YOUR GOAL:
Output all the entries word for word. Omit the pictures.

─── RECORDS SHOWN ───

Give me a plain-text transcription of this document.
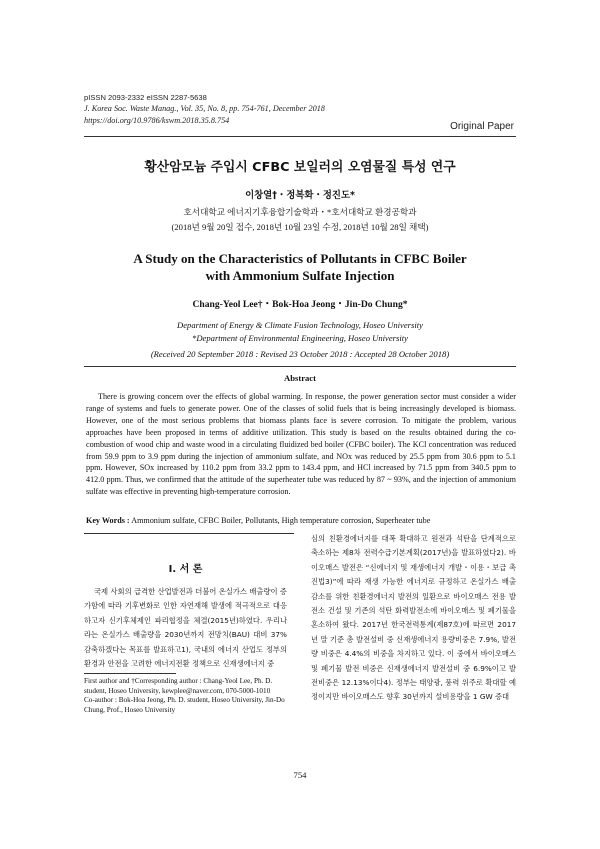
pISSN 2093-2332 eISSN 2287-5638
J. Korea Soc. Waste Manag., Vol. 35, No. 8, pp. 754-761, December 2018
https://doi.org/10.9786/kswm.2018.35.8.754
Original Paper
황산암모늄 주입시 CFBC 보일러의 오염물질 특성 연구
이창열†・정복화・정진도*
호서대학교 에너지기후융합기술학과・*호서대학교 환경공학과
(2018년 9월 20일 접수, 2018년 10월 23일 수정, 2018년 10월 28일 채택)
A Study on the Characteristics of Pollutants in CFBC Boiler
with Ammonium Sulfate Injection
Chang-Yeol Lee†・Bok-Hoa Jeong・Jin-Do Chung*
Department of Energy & Climate Fusion Technology, Hoseo University
*Department of Environmental Engineering, Hoseo University
(Received 20 September 2018 : Revised 23 October 2018 : Accepted 28 October 2018)
Abstract
There is growing concern over the effects of global warming. In response, the power generation sector must consider a wider range of systems and fuels to generate power. One of the classes of solid fuels that is being increasingly developed is biomass. However, one of the most serious problems that biomass plants face is severe corrosion. To mitigate the problem, various approaches have been proposed in terms of additive utilization. This study is based on the results obtained during the co-combustion of wood chip and waste wood in a circulating fluidized bed boiler (CFBC boiler). The KCl concentration was reduced from 59.9 ppm to 3.9 ppm during the injection of ammonium sulfate, and NOx was reduced by 25.5 ppm from 30.6 ppm to 5.1 ppm. However, SOx increased by 110.2 ppm from 33.2 ppm to 143.4 ppm, and HCl increased by 71.5 ppm from 340.5 ppm to 412.0 ppm. Thus, we confirmed that the attitude of the superheater tube was reduced by 87 ~ 93%, and the injection of ammonium sulfate was effective in preventing high-temperature corrosion.
Key Words : Ammonium sulfate, CFBC Boiler, Pollutants, High temperature corrosion, Superheater tube
I. 서 론
국제 사회의 급격한 산업발전과 더불어 온실가스 배출량이 증가함에 따라 기후변화로 인한 자연재해 발생에 적극적으로 대응하고자 신기후체제인 파리협정을 체결(2015년)하였다. 우리나라는 온실가스 배출량을 2030년까지 전망치(BAU) 대비 37% 감축하겠다는 목표를 발표하고1), 국내의 에너지 산업도 정부의 환경과 안전을 고려한 에너지전환 정책으로 신재생에너지 중
First author and †Corresponding author : Chang-Yeol Lee, Ph. D. student, Hoseo University, kewplee@naver.com, 070-5000-1010
Co-author : Bok-Hoa Jeong, Ph. D. student, Hoseo University, Jin-Do Chung, Prof., Hoseo University
심의 친환경에너지를 대폭 확대하고 원전과 석탄을 단계적으로 축소하는 제8차 전력수급기본계획(2017년)을 발표하였다2). 바이오매스 발전은 “신에너지 및 재생에너지 개발・이용・보급 촉진법3)”에 따라 재생 가능한 에너지로 규정하고 온실가스 배출 감소를 위한 친환경에너지 발전의 일환으로 바이오매스 전용 발전소 건설 및 기존의 석탄 화력발전소에 바이오매스 및 폐기물을 혼소하여 왔다. 2017년 한국전력통계(제87호)에 따르면 2017년 말 기준 총 발전설비 중 신재생에너지 용량비중은 7.9%, 발전량 비중은 4.4%의 비중을 차지하고 있다. 이 중에서 바이오매스 및 폐기물 발전 비중은 신재생에너지 발전설비 중 6.9%이고 발전비중은 12.13%이다4). 정부는 태양광, 풍력 위주로 확대할 예정이지만 바이오매스도 향후 30년까지 설비용량을 1 GW 증대
754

───

REPLY TO THE TASK:
Give me a plain-text transcription of this document.
pISSN 2093-2332 eISSN 2287-5638
J. Korea Soc. Waste Manag., Vol. 35, No. 8, pp. 754-761, December 2018
https://doi.org/10.9786/kswm.2018.35.8.754
Original Paper
황산암모늄 주입시 CFBC 보일러의 오염물질 특성 연구
이창열†・정복화・정진도*
호서대학교 에너지기후융합기술학과・*호서대학교 환경공학과
(2018년 9월 20일 접수, 2018년 10월 23일 수정, 2018년 10월 28일 채택)
A Study on the Characteristics of Pollutants in CFBC Boiler
with Ammonium Sulfate Injection
Chang-Yeol Lee†・Bok-Hoa Jeong・Jin-Do Chung*
Department of Energy & Climate Fusion Technology, Hoseo University
*Department of Environmental Engineering, Hoseo University
(Received 20 September 2018 : Revised 23 October 2018 : Accepted 28 October 2018)
Abstract
There is growing concern over the effects of global warming. In response, the power generation sector must consider a wider range of systems and fuels to generate power. One of the classes of solid fuels that is being increasingly developed is biomass. However, one of the most serious problems that biomass plants face is severe corrosion. To mitigate the problem, various approaches have been proposed in terms of additive utilization. This study is based on the results obtained during the co-combustion of wood chip and waste wood in a circulating fluidized bed boiler (CFBC boiler). The KCl concentration was reduced from 59.9 ppm to 3.9 ppm during the injection of ammonium sulfate, and NOx was reduced by 25.5 ppm from 30.6 ppm to 5.1 ppm. However, SOx increased by 110.2 ppm from 33.2 ppm to 143.4 ppm, and HCl increased by 71.5 ppm from 340.5 ppm to 412.0 ppm. Thus, we confirmed that the attitude of the superheater tube was reduced by 87 ~ 93%, and the injection of ammonium sulfate was effective in preventing high-temperature corrosion.
Key Words : Ammonium sulfate, CFBC Boiler, Pollutants, High temperature corrosion, Superheater tube
I. 서 론
국제 사회의 급격한 산업발전과 더불어 온실가스 배출량이 증가함에 따라 기후변화로 인한 자연재해 발생에 적극적으로 대응하고자 신기후체제인 파리협정을 체결(2015년)하였다. 우리나라는 온실가스 배출량을 2030년까지 전망치(BAU) 대비 37% 감축하겠다는 목표를 발표하고1), 국내의 에너지 산업도 정부의 환경과 안전을 고려한 에너지전환 정책으로 신재생에너지 중
First author and †Corresponding author : Chang-Yeol Lee, Ph. D. student, Hoseo University, kewplee@naver.com, 070-5000-1010
Co-author : Bok-Hoa Jeong, Ph. D. student, Hoseo University, Jin-Do Chung, Prof., Hoseo University
심의 친환경에너지를 대폭 확대하고 원전과 석탄을 단계적으로 축소하는 제8차 전력수급기본계획(2017년)을 발표하였다2). 바이오매스 발전은 “신에너지 및 재생에너지 개발・이용・보급 촉진법3)”에 따라 재생 가능한 에너지로 규정하고 온실가스 배출 감소를 위한 친환경에너지 발전의 일환으로 바이오매스 전용 발전소 건설 및 기존의 석탄 화력발전소에 바이오매스 및 폐기물을 혼소하여 왔다. 2017년 한국전력통계(제87호)에 따르면 2017년 말 기준 총 발전설비 중 신재생에너지 용량비중은 7.9%, 발전량 비중은 4.4%의 비중을 차지하고 있다. 이 중에서 바이오매스 및 폐기물 발전 비중은 신재생에너지 발전설비 중 6.9%이고 발전비중은 12.13%이다4). 정부는 태양광, 풍력 위주로 확대할 예정이지만 바이오매스도 향후 30년까지 설비용량을 1 GW 증대
754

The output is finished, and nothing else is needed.